**WRITTEN EXERCISE**
Write out every line of the material as it stands, apart from the pictures.

** Start INPUT RECORDS **

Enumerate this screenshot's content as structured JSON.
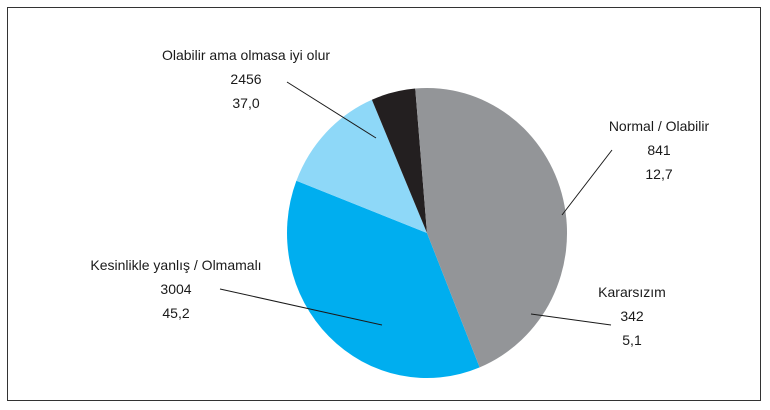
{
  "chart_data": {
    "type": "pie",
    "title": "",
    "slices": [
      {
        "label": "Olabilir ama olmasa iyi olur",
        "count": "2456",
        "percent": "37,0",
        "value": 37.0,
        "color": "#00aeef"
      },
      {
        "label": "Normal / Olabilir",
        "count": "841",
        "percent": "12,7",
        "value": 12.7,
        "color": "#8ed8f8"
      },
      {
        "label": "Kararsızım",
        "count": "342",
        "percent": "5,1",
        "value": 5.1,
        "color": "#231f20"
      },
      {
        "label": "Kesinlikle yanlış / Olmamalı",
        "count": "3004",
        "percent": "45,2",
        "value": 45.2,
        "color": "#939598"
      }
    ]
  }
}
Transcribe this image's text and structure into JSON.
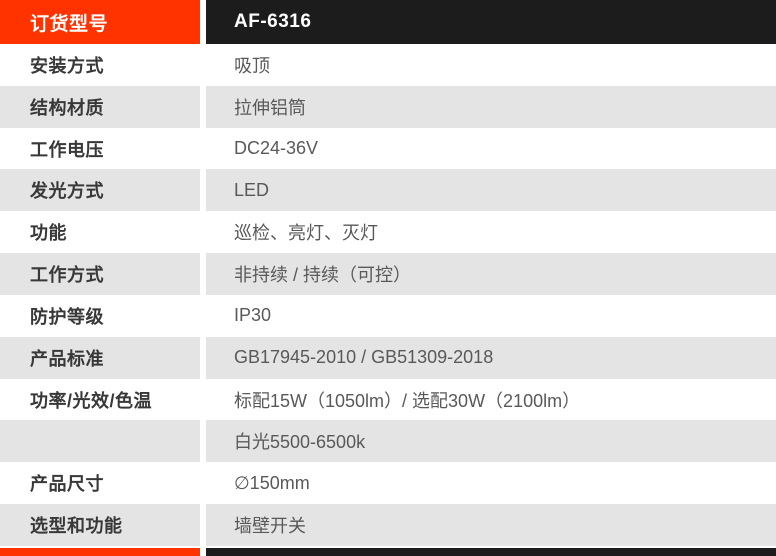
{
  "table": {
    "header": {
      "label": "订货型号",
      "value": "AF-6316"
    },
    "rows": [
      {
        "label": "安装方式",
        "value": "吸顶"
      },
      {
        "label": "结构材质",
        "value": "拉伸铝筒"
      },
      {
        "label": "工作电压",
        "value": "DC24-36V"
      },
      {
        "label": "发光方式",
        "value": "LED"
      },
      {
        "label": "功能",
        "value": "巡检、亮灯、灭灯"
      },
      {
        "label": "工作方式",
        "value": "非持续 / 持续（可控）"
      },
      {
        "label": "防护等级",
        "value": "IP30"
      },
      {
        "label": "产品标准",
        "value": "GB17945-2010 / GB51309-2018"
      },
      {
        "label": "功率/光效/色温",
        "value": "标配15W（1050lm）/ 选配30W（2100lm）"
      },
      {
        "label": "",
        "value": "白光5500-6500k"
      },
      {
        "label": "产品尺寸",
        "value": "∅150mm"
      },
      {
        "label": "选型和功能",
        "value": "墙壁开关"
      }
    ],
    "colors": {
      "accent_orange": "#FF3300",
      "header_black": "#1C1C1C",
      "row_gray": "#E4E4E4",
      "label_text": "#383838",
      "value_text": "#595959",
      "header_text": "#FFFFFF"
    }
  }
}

** End INPUT RECORDS **

**EXERCISE SOLUTION**
Enumerate this screenshot's content as structured JSON.
{
  "chart_data": {
    "type": "pie",
    "title": "",
    "slices": [
      {
        "label": "Olabilir ama olmasa iyi olur",
        "count": "2456",
        "percent": "37,0",
        "value": 37.0,
        "color": "#00aeef"
      },
      {
        "label": "Normal / Olabilir",
        "count": "841",
        "percent": "12,7",
        "value": 12.7,
        "color": "#8ed8f8"
      },
      {
        "label": "Kararsızım",
        "count": "342",
        "percent": "5,1",
        "value": 5.1,
        "color": "#231f20"
      },
      {
        "label": "Kesinlikle yanlış / Olmamalı",
        "count": "3004",
        "percent": "45,2",
        "value": 45.2,
        "color": "#939598"
      }
    ]
  }
}
Transcribe this image's text and structure into JSON.
{
  "table": {
    "header": {
      "label": "订货型号",
      "value": "AF-6316"
    },
    "rows": [
      {
        "label": "安装方式",
        "value": "吸顶"
      },
      {
        "label": "结构材质",
        "value": "拉伸铝筒"
      },
      {
        "label": "工作电压",
        "value": "DC24-36V"
      },
      {
        "label": "发光方式",
        "value": "LED"
      },
      {
        "label": "功能",
        "value": "巡检、亮灯、灭灯"
      },
      {
        "label": "工作方式",
        "value": "非持续 / 持续（可控）"
      },
      {
        "label": "防护等级",
        "value": "IP30"
      },
      {
        "label": "产品标准",
        "value": "GB17945-2010 / GB51309-2018"
      },
      {
        "label": "功率/光效/色温",
        "value": "标配15W（1050lm）/ 选配30W（2100lm）"
      },
      {
        "label": "",
        "value": "白光5500-6500k"
      },
      {
        "label": "产品尺寸",
        "value": "∅150mm"
      },
      {
        "label": "选型和功能",
        "value": "墙壁开关"
      }
    ],
    "colors": {
      "accent_orange": "#FF3300",
      "header_black": "#1C1C1C",
      "row_gray": "#E4E4E4",
      "label_text": "#383838",
      "value_text": "#595959",
      "header_text": "#FFFFFF"
    }
  }
}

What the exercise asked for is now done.